Return every line below as is, leaving out the pictures.

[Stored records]
+ + +
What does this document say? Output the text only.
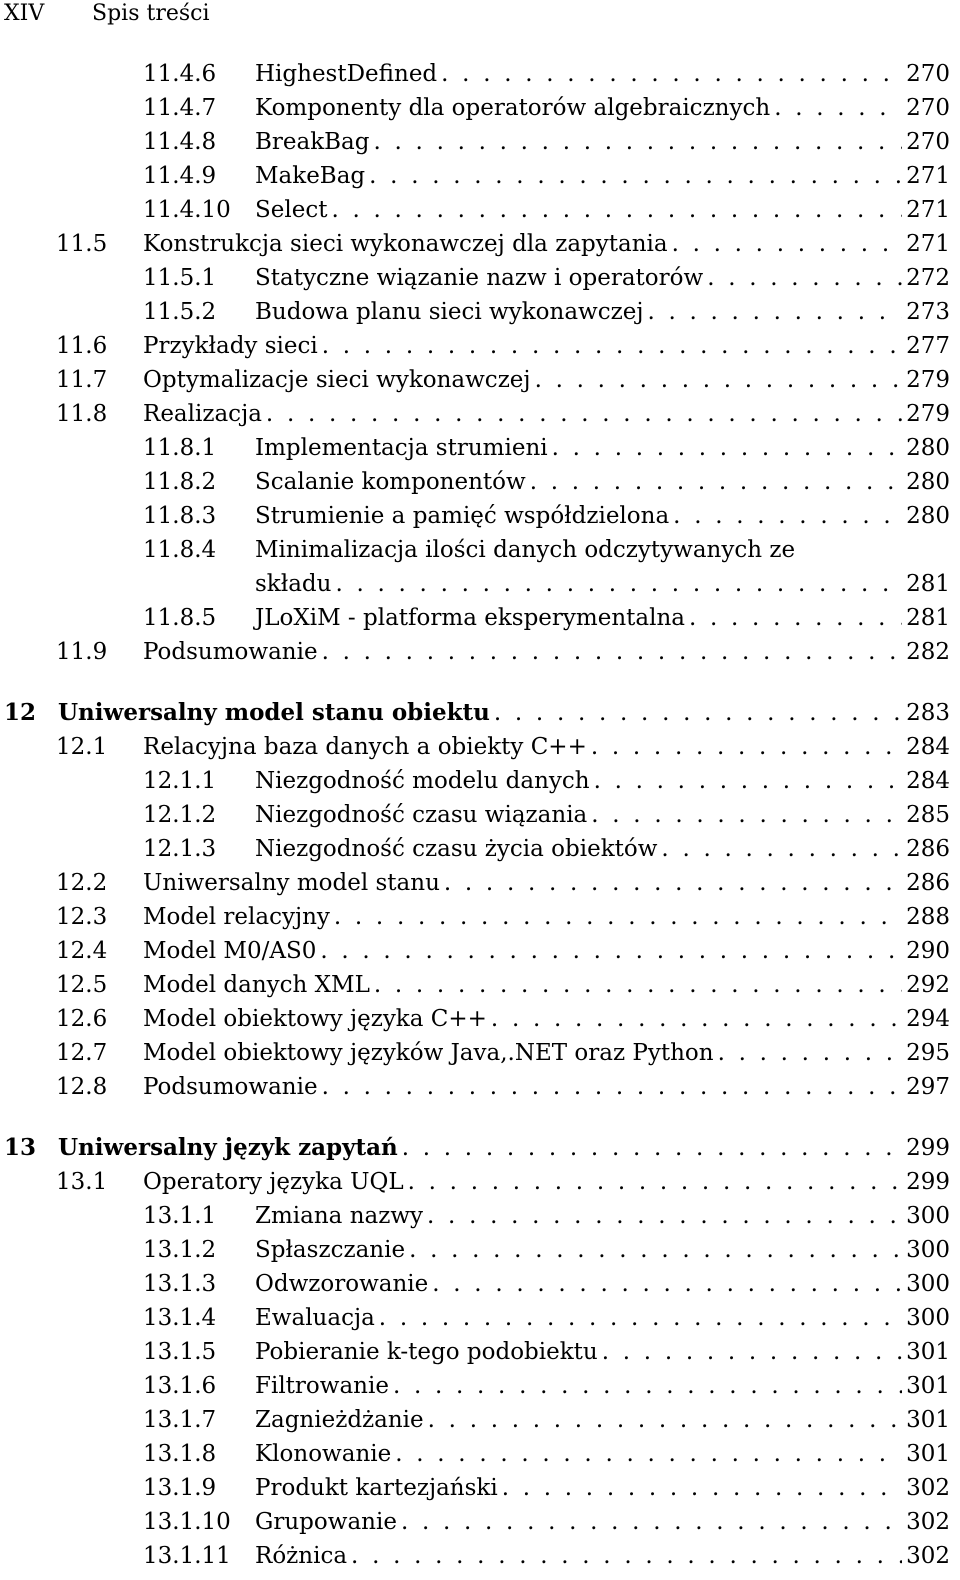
XIV Spis treści
11.4.6 HighestDefined . . .	270
11.4.7 Komponenty dla operatorów algebraicznych . . .	270
11.4.8 BreakBag . . .	270
11.4.9 MakeBag . . .	271
11.4.10 Select . . .	271
11.5 Konstrukcja sieci wykonawczej dla zapytania . . .	271
11.5.1 Statyczne wiązanie nazw i operatorów . . .	272
11.5.2 Budowa planu sieci wykonawczej . . .	273
11.6 Przykłady sieci . . .	277
11.7 Optymalizacje sieci wykonawczej . . .	279
11.8 Realizacja . . .	279
11.8.1 Implementacja strumieni . . .	280
11.8.2 Scalanie komponentów . . .	280
11.8.3 Strumienie a pamięć współdzielona . . .	280
11.8.4 Minimalizacja ilości danych odczytywanych ze
składu . . .	281
11.8.5 JLoXiM - platforma eksperymentalna . . .	281
11.9 Podsumowanie . . .	282
12 Uniwersalny model stanu obiektu . . .	283
12.1 Relacyjna baza danych a obiekty C++ . . .	284
12.1.1 Niezgodność modelu danych . . .	284
12.1.2 Niezgodność czasu wiązania . . .	285
12.1.3 Niezgodność czasu życia obiektów . . .	286
12.2 Uniwersalny model stanu . . .	286
12.3 Model relacyjny . . .	288
12.4 Model M0/AS0 . . .	290
12.5 Model danych XML . . .	292
12.6 Model obiektowy języka C++ . . .	294
12.7 Model obiektowy języków Java,.NET oraz Python . . .	295
12.8 Podsumowanie . . .	297
13 Uniwersalny język zapytań . . .	299
13.1 Operatory języka UQL . . .	299
13.1.1 Zmiana nazwy . . .	300
13.1.2 Spłaszczanie . . .	300
13.1.3 Odwzorowanie . . .	300
13.1.4 Ewaluacja . . .	300
13.1.5 Pobieranie k-tego podobiektu . . .	301
13.1.6 Filtrowanie . . .	301
13.1.7 Zagnieżdżanie . . .	301
13.1.8 Klonowanie . . .	301
13.1.9 Produkt kartezjański . . .	302
13.1.10 Grupowanie . . .	302
13.1.11 Różnica . . .	302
+ + +
* [Exercise answer]
What does this document say? Output the text only.
XIV Spis treści
11.4.6 HighestDefined . . .	270
11.4.7 Komponenty dla operatorów algebraicznych . . .	270
11.4.8 BreakBag . . .	270
11.4.9 MakeBag . . .	271
11.4.10 Select . . .	271
11.5 Konstrukcja sieci wykonawczej dla zapytania . . .	271
11.5.1 Statyczne wiązanie nazw i operatorów . . .	272
11.5.2 Budowa planu sieci wykonawczej . . .	273
11.6 Przykłady sieci . . .	277
11.7 Optymalizacje sieci wykonawczej . . .	279
11.8 Realizacja . . .	279
11.8.1 Implementacja strumieni . . .	280
11.8.2 Scalanie komponentów . . .	280
11.8.3 Strumienie a pamięć współdzielona . . .	280
11.8.4 Minimalizacja ilości danych odczytywanych ze
składu . . .	281
11.8.5 JLoXiM - platforma eksperymentalna . . .	281
11.9 Podsumowanie . . .	282
12 Uniwersalny model stanu obiektu . . .	283
12.1 Relacyjna baza danych a obiekty C++ . . .	284
12.1.1 Niezgodność modelu danych . . .	284
12.1.2 Niezgodność czasu wiązania . . .	285
12.1.3 Niezgodność czasu życia obiektów . . .	286
12.2 Uniwersalny model stanu . . .	286
12.3 Model relacyjny . . .	288
12.4 Model M0/AS0 . . .	290
12.5 Model danych XML . . .	292
12.6 Model obiektowy języka C++ . . .	294
12.7 Model obiektowy języków Java,.NET oraz Python . . .	295
12.8 Podsumowanie . . .	297
13 Uniwersalny język zapytań . . .	299
13.1 Operatory języka UQL . . .	299
13.1.1 Zmiana nazwy . . .	300
13.1.2 Spłaszczanie . . .	300
13.1.3 Odwzorowanie . . .	300
13.1.4 Ewaluacja . . .	300
13.1.5 Pobieranie k-tego podobiektu . . .	301
13.1.6 Filtrowanie . . .	301
13.1.7 Zagnieżdżanie . . .	301
13.1.8 Klonowanie . . .	301
13.1.9 Produkt kartezjański . . .	302
13.1.10 Grupowanie . . .	302
13.1.11 Różnica . . .	302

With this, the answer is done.